[Stored items]
====

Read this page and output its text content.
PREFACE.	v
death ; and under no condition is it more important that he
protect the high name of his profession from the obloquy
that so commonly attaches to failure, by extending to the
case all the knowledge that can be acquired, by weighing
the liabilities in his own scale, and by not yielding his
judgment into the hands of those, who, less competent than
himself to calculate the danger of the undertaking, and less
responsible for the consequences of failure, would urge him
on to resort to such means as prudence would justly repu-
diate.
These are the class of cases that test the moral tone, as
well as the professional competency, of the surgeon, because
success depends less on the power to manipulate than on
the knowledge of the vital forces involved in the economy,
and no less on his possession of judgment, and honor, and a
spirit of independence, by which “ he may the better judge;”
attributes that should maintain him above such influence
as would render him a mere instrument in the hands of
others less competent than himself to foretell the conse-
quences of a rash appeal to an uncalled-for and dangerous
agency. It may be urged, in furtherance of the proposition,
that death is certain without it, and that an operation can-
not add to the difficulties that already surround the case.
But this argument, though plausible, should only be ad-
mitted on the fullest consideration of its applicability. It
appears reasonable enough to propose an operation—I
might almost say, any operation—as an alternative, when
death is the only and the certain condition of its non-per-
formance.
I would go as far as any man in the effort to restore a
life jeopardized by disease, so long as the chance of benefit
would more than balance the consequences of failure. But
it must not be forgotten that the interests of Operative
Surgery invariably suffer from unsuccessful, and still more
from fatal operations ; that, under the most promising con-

====

## EXERCISE BRIEF
State the number of lines in the records that contain the string "competent", and nothing more.

## COMPLETE ANSWER
2